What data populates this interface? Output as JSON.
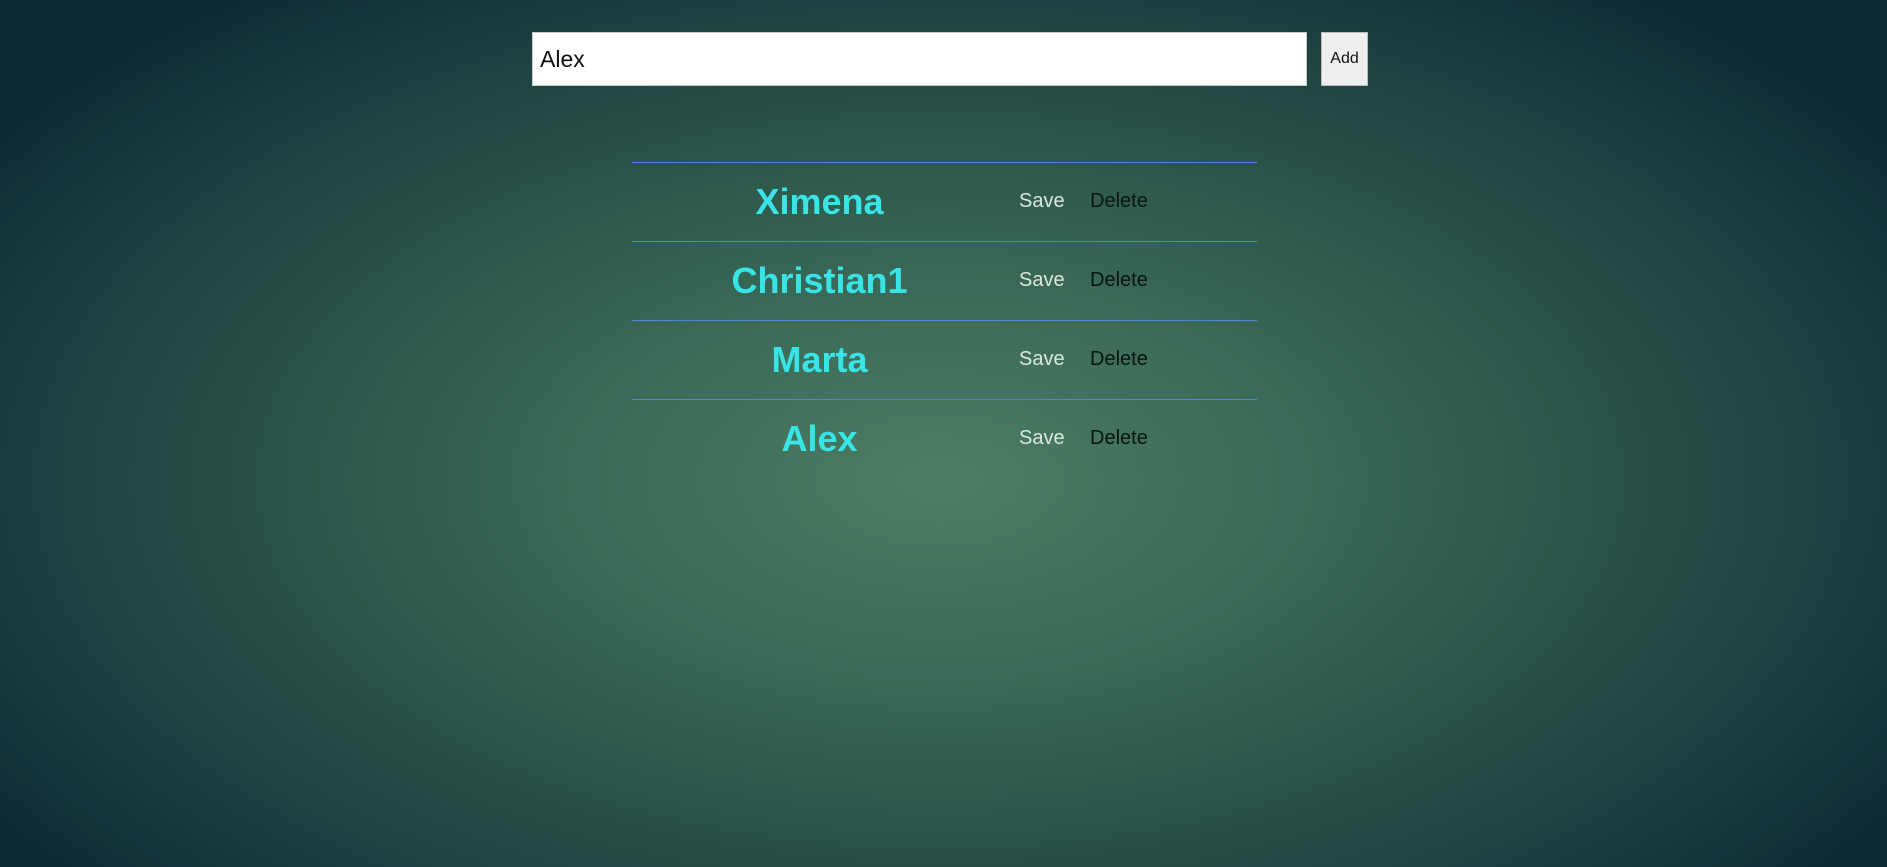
{
  "form": {
    "input_value": "Alex",
    "add_label": "Add"
  },
  "people": [
    {
      "name": "Ximena",
      "save_label": "Save",
      "delete_label": "Delete"
    },
    {
      "name": "Christian1",
      "save_label": "Save",
      "delete_label": "Delete"
    },
    {
      "name": "Marta",
      "save_label": "Save",
      "delete_label": "Delete"
    },
    {
      "name": "Alex",
      "save_label": "Save",
      "delete_label": "Delete"
    }
  ],
  "colors": {
    "name_text": "#39e4e6",
    "row_divider": "#4f86d6",
    "save_text": "#dbe6df",
    "delete_text": "#0a1512"
  }
}
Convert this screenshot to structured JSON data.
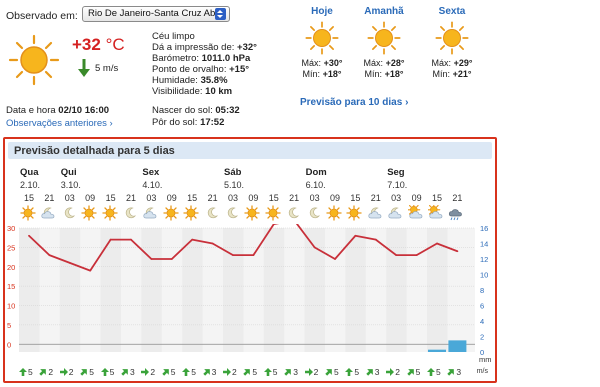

_ _ _

The pictures should not appear in the copy; every other part of the records above must be returned exactly.

The output:
What data populates this interface? Output as JSON.
{
  "form": {
    "input_value": "Alex",
    "add_label": "Add"
  },
  "people": [
    {
      "name": "Ximena",
      "save_label": "Save",
      "delete_label": "Delete"
    },
    {
      "name": "Christian1",
      "save_label": "Save",
      "delete_label": "Delete"
    },
    {
      "name": "Marta",
      "save_label": "Save",
      "delete_label": "Delete"
    },
    {
      "name": "Alex",
      "save_label": "Save",
      "delete_label": "Delete"
    }
  ],
  "colors": {
    "name_text": "#39e4e6",
    "row_divider": "#4f86d6",
    "save_text": "#dbe6df",
    "delete_text": "#0a1512"
  }
}
Convert this screenshot to structured JSON data.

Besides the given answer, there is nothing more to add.